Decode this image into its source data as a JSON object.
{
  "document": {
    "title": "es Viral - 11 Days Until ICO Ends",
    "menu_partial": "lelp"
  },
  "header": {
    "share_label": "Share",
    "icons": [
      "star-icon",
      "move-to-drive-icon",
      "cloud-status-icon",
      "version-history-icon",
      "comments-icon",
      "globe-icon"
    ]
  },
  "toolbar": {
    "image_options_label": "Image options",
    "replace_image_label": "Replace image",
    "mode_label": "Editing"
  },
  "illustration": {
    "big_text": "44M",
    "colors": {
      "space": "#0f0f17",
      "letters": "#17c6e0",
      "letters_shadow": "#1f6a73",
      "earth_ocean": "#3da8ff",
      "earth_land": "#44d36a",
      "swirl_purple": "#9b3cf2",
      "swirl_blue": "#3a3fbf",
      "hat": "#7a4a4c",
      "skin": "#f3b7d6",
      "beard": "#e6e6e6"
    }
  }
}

Work request.
Copy each entry above exactly, character for character.

Finished task.
Decode this image into its source data as a JSON object.
{
  "document": {
    "title": "es Viral - 11 Days Until ICO Ends",
    "menu_partial": "lelp"
  },
  "header": {
    "share_label": "Share",
    "icons": [
      "star-icon",
      "move-to-drive-icon",
      "cloud-status-icon",
      "version-history-icon",
      "comments-icon",
      "globe-icon"
    ]
  },
  "toolbar": {
    "image_options_label": "Image options",
    "replace_image_label": "Replace image",
    "mode_label": "Editing"
  },
  "illustration": {
    "big_text": "44M",
    "colors": {
      "space": "#0f0f17",
      "letters": "#17c6e0",
      "letters_shadow": "#1f6a73",
      "earth_ocean": "#3da8ff",
      "earth_land": "#44d36a",
      "swirl_purple": "#9b3cf2",
      "swirl_blue": "#3a3fbf",
      "hat": "#7a4a4c",
      "skin": "#f3b7d6",
      "beard": "#e6e6e6"
    }
  }
}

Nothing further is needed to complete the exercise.